> Task input

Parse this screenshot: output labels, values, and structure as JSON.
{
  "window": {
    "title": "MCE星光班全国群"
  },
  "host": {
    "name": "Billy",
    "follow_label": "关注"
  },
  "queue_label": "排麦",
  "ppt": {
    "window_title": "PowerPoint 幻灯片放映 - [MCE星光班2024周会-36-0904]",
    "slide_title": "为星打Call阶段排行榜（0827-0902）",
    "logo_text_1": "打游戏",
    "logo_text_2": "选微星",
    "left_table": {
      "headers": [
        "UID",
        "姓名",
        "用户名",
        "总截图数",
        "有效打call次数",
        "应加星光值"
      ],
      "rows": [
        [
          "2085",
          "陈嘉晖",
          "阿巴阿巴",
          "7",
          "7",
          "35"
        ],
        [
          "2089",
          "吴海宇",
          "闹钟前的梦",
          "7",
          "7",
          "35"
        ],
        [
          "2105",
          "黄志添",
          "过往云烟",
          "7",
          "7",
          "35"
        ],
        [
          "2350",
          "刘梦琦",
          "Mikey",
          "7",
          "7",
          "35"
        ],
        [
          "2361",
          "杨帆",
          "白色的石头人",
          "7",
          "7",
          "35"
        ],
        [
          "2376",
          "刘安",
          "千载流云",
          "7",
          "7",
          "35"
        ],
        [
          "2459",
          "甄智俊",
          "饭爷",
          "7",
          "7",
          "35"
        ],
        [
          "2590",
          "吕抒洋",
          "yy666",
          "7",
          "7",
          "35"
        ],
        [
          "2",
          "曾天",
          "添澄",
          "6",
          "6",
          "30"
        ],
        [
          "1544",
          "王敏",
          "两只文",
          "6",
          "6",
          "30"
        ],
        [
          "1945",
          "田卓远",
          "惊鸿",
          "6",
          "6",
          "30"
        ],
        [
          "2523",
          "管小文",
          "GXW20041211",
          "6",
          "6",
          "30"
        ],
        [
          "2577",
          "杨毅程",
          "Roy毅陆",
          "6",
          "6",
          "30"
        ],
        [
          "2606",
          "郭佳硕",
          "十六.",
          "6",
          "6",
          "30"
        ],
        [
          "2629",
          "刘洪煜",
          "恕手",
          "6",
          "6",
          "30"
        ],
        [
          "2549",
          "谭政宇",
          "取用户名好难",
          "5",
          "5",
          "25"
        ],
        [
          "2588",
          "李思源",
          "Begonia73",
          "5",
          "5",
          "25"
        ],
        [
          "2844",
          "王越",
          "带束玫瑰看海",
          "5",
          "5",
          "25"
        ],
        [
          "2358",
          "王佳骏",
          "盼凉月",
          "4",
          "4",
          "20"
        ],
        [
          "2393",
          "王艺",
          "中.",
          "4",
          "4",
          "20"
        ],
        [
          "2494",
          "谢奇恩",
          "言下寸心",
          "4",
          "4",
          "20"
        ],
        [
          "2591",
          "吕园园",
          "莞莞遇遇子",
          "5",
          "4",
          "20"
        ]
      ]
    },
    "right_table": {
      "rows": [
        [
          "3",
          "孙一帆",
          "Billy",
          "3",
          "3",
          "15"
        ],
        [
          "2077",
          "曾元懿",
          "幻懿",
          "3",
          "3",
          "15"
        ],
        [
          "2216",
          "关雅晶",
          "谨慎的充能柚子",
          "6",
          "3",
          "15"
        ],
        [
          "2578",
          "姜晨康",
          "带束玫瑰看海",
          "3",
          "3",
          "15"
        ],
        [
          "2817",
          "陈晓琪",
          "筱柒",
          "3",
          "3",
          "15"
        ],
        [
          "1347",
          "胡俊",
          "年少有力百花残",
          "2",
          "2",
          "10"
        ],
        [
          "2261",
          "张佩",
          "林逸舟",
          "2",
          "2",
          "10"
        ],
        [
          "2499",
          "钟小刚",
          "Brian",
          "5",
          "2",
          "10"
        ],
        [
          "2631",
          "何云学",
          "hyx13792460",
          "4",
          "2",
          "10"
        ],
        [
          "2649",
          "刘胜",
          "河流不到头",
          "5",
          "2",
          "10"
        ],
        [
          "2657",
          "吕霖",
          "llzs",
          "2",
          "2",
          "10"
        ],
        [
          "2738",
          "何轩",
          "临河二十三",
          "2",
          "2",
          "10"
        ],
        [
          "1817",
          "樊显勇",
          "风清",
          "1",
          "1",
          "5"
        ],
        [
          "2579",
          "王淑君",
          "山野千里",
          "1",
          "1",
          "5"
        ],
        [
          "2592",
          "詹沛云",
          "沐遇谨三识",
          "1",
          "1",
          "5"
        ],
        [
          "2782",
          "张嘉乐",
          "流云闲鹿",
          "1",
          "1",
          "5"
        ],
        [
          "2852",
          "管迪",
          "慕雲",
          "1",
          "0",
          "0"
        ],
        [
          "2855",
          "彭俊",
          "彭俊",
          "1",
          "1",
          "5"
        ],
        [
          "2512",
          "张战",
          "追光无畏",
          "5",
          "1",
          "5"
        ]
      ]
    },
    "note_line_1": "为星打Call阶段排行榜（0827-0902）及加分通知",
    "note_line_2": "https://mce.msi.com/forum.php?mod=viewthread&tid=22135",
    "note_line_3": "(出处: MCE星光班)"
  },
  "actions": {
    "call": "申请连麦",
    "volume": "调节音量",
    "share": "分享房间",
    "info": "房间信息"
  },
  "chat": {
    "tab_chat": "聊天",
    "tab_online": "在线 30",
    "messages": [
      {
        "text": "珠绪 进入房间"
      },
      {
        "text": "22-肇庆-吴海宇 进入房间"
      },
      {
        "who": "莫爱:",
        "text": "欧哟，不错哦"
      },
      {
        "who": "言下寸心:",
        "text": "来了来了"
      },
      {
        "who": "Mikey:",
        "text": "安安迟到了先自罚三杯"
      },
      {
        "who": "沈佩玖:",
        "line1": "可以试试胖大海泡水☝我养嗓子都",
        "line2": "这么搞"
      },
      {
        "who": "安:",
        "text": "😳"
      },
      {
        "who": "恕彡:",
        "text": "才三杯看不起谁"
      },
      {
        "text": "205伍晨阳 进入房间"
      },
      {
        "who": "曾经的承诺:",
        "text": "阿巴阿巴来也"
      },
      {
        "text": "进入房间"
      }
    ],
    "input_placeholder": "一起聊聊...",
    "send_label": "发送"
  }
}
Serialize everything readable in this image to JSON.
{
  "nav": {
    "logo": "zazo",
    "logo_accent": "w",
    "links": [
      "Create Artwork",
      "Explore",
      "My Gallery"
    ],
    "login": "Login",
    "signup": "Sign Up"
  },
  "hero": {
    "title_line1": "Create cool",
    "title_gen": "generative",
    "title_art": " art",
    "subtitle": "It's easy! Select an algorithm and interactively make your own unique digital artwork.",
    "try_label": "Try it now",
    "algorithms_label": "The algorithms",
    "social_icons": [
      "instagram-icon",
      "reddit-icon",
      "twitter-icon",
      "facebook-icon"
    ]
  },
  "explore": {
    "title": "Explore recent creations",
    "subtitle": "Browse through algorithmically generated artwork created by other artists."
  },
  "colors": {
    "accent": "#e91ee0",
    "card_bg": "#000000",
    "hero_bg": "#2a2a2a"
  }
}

> Short task
Give the listing above again, word for word.

> The response
Parse this screenshot: output labels, values, and structure as JSON.
{
  "window": {
    "title": "MCE星光班全国群"
  },
  "host": {
    "name": "Billy",
    "follow_label": "关注"
  },
  "queue_label": "排麦",
  "ppt": {
    "window_title": "PowerPoint 幻灯片放映 - [MCE星光班2024周会-36-0904]",
    "slide_title": "为星打Call阶段排行榜（0827-0902）",
    "logo_text_1": "打游戏",
    "logo_text_2": "选微星",
    "left_table": {
      "headers": [
        "UID",
        "姓名",
        "用户名",
        "总截图数",
        "有效打call次数",
        "应加星光值"
      ],
      "rows": [
        [
          "2085",
          "陈嘉晖",
          "阿巴阿巴",
          "7",
          "7",
          "35"
        ],
        [
          "2089",
          "吴海宇",
          "闹钟前的梦",
          "7",
          "7",
          "35"
        ],
        [
          "2105",
          "黄志添",
          "过往云烟",
          "7",
          "7",
          "35"
        ],
        [
          "2350",
          "刘梦琦",
          "Mikey",
          "7",
          "7",
          "35"
        ],
        [
          "2361",
          "杨帆",
          "白色的石头人",
          "7",
          "7",
          "35"
        ],
        [
          "2376",
          "刘安",
          "千载流云",
          "7",
          "7",
          "35"
        ],
        [
          "2459",
          "甄智俊",
          "饭爷",
          "7",
          "7",
          "35"
        ],
        [
          "2590",
          "吕抒洋",
          "yy666",
          "7",
          "7",
          "35"
        ],
        [
          "2",
          "曾天",
          "添澄",
          "6",
          "6",
          "30"
        ],
        [
          "1544",
          "王敏",
          "两只文",
          "6",
          "6",
          "30"
        ],
        [
          "1945",
          "田卓远",
          "惊鸿",
          "6",
          "6",
          "30"
        ],
        [
          "2523",
          "管小文",
          "GXW20041211",
          "6",
          "6",
          "30"
        ],
        [
          "2577",
          "杨毅程",
          "Roy毅陆",
          "6",
          "6",
          "30"
        ],
        [
          "2606",
          "郭佳硕",
          "十六.",
          "6",
          "6",
          "30"
        ],
        [
          "2629",
          "刘洪煜",
          "恕手",
          "6",
          "6",
          "30"
        ],
        [
          "2549",
          "谭政宇",
          "取用户名好难",
          "5",
          "5",
          "25"
        ],
        [
          "2588",
          "李思源",
          "Begonia73",
          "5",
          "5",
          "25"
        ],
        [
          "2844",
          "王越",
          "带束玫瑰看海",
          "5",
          "5",
          "25"
        ],
        [
          "2358",
          "王佳骏",
          "盼凉月",
          "4",
          "4",
          "20"
        ],
        [
          "2393",
          "王艺",
          "中.",
          "4",
          "4",
          "20"
        ],
        [
          "2494",
          "谢奇恩",
          "言下寸心",
          "4",
          "4",
          "20"
        ],
        [
          "2591",
          "吕园园",
          "莞莞遇遇子",
          "5",
          "4",
          "20"
        ]
      ]
    },
    "right_table": {
      "rows": [
        [
          "3",
          "孙一帆",
          "Billy",
          "3",
          "3",
          "15"
        ],
        [
          "2077",
          "曾元懿",
          "幻懿",
          "3",
          "3",
          "15"
        ],
        [
          "2216",
          "关雅晶",
          "谨慎的充能柚子",
          "6",
          "3",
          "15"
        ],
        [
          "2578",
          "姜晨康",
          "带束玫瑰看海",
          "3",
          "3",
          "15"
        ],
        [
          "2817",
          "陈晓琪",
          "筱柒",
          "3",
          "3",
          "15"
        ],
        [
          "1347",
          "胡俊",
          "年少有力百花残",
          "2",
          "2",
          "10"
        ],
        [
          "2261",
          "张佩",
          "林逸舟",
          "2",
          "2",
          "10"
        ],
        [
          "2499",
          "钟小刚",
          "Brian",
          "5",
          "2",
          "10"
        ],
        [
          "2631",
          "何云学",
          "hyx13792460",
          "4",
          "2",
          "10"
        ],
        [
          "2649",
          "刘胜",
          "河流不到头",
          "5",
          "2",
          "10"
        ],
        [
          "2657",
          "吕霖",
          "llzs",
          "2",
          "2",
          "10"
        ],
        [
          "2738",
          "何轩",
          "临河二十三",
          "2",
          "2",
          "10"
        ],
        [
          "1817",
          "樊显勇",
          "风清",
          "1",
          "1",
          "5"
        ],
        [
          "2579",
          "王淑君",
          "山野千里",
          "1",
          "1",
          "5"
        ],
        [
          "2592",
          "詹沛云",
          "沐遇谨三识",
          "1",
          "1",
          "5"
        ],
        [
          "2782",
          "张嘉乐",
          "流云闲鹿",
          "1",
          "1",
          "5"
        ],
        [
          "2852",
          "管迪",
          "慕雲",
          "1",
          "0",
          "0"
        ],
        [
          "2855",
          "彭俊",
          "彭俊",
          "1",
          "1",
          "5"
        ],
        [
          "2512",
          "张战",
          "追光无畏",
          "5",
          "1",
          "5"
        ]
      ]
    },
    "note_line_1": "为星打Call阶段排行榜（0827-0902）及加分通知",
    "note_line_2": "https://mce.msi.com/forum.php?mod=viewthread&tid=22135",
    "note_line_3": "(出处: MCE星光班)"
  },
  "actions": {
    "call": "申请连麦",
    "volume": "调节音量",
    "share": "分享房间",
    "info": "房间信息"
  },
  "chat": {
    "tab_chat": "聊天",
    "tab_online": "在线 30",
    "messages": [
      {
        "text": "珠绪 进入房间"
      },
      {
        "text": "22-肇庆-吴海宇 进入房间"
      },
      {
        "who": "莫爱:",
        "text": "欧哟，不错哦"
      },
      {
        "who": "言下寸心:",
        "text": "来了来了"
      },
      {
        "who": "Mikey:",
        "text": "安安迟到了先自罚三杯"
      },
      {
        "who": "沈佩玖:",
        "line1": "可以试试胖大海泡水☝我养嗓子都",
        "line2": "这么搞"
      },
      {
        "who": "安:",
        "text": "😳"
      },
      {
        "who": "恕彡:",
        "text": "才三杯看不起谁"
      },
      {
        "text": "205伍晨阳 进入房间"
      },
      {
        "who": "曾经的承诺:",
        "text": "阿巴阿巴来也"
      },
      {
        "text": "进入房间"
      }
    ],
    "input_placeholder": "一起聊聊...",
    "send_label": "发送"
  }
}
Serialize everything readable in this image to JSON.
{
  "nav": {
    "logo": "zazo",
    "logo_accent": "w",
    "links": [
      "Create Artwork",
      "Explore",
      "My Gallery"
    ],
    "login": "Login",
    "signup": "Sign Up"
  },
  "hero": {
    "title_line1": "Create cool",
    "title_gen": "generative",
    "title_art": " art",
    "subtitle": "It's easy! Select an algorithm and interactively make your own unique digital artwork.",
    "try_label": "Try it now",
    "algorithms_label": "The algorithms",
    "social_icons": [
      "instagram-icon",
      "reddit-icon",
      "twitter-icon",
      "facebook-icon"
    ]
  },
  "explore": {
    "title": "Explore recent creations",
    "subtitle": "Browse through algorithmically generated artwork created by other artists."
  },
  "colors": {
    "accent": "#e91ee0",
    "card_bg": "#000000",
    "hero_bg": "#2a2a2a"
  }
}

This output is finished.